- [The problem] In the listing below, identify each line with the word "JSON" and return those lines.

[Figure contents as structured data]
(begin)

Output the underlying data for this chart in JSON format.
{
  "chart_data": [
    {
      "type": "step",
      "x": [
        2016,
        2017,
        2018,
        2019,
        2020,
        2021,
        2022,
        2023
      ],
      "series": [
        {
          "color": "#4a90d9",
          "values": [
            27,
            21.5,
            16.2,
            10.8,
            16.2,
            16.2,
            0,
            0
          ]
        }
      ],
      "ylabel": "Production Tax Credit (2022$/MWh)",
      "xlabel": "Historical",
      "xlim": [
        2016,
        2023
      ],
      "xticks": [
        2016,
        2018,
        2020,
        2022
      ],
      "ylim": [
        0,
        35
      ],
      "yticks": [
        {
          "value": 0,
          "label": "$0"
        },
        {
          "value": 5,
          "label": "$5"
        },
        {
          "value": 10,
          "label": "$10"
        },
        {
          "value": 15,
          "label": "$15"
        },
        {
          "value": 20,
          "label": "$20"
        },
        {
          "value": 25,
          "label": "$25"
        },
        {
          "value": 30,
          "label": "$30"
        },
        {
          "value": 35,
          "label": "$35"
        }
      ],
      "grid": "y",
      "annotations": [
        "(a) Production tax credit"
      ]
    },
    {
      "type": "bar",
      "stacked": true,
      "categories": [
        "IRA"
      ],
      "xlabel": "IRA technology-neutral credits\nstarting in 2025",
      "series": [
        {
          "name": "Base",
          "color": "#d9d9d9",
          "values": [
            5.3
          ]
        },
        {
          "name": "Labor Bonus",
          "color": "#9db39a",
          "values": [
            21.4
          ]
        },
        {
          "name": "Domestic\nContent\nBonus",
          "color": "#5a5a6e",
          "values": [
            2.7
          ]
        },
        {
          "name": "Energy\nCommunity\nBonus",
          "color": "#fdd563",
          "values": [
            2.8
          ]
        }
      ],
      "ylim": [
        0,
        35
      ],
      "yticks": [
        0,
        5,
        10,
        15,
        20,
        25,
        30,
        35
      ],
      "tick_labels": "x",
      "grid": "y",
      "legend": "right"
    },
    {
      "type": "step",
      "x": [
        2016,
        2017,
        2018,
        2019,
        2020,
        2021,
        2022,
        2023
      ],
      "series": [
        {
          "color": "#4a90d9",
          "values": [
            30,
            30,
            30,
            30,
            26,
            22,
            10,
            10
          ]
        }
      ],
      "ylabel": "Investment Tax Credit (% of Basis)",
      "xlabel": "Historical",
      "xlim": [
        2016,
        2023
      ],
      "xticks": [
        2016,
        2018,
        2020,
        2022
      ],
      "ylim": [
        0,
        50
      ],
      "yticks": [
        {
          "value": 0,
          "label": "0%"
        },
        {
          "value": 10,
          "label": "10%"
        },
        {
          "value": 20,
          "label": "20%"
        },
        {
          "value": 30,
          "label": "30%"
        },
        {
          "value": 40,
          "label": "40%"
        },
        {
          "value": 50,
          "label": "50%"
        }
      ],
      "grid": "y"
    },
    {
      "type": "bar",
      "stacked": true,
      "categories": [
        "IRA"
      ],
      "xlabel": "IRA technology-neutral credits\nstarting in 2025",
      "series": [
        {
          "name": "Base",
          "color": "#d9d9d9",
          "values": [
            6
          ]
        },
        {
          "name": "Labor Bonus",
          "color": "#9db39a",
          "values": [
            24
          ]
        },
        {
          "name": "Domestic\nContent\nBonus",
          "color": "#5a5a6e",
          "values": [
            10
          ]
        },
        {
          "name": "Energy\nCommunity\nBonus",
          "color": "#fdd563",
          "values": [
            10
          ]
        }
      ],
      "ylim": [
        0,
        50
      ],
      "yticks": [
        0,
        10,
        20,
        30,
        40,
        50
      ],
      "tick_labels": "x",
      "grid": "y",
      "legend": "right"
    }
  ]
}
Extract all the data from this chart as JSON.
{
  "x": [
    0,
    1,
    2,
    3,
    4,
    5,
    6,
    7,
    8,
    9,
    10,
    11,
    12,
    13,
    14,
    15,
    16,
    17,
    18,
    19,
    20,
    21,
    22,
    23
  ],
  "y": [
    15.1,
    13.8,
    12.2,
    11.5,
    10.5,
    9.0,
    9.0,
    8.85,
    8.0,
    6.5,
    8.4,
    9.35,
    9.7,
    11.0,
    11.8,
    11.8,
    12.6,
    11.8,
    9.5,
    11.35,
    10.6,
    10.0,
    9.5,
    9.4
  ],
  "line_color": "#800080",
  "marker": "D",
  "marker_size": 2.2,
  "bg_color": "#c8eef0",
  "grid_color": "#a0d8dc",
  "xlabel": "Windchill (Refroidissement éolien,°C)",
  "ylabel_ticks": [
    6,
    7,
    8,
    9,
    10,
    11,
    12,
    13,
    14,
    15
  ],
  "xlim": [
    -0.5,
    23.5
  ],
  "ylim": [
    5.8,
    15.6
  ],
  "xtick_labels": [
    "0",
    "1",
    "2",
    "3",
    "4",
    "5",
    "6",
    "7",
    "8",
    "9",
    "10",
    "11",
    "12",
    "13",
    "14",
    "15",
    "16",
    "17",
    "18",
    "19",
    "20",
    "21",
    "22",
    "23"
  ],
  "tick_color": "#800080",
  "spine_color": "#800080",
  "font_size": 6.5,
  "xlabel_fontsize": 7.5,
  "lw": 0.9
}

(end)

- [Task output]
Output the underlying data for this chart in JSON format.
Extract all the data from this chart as JSON.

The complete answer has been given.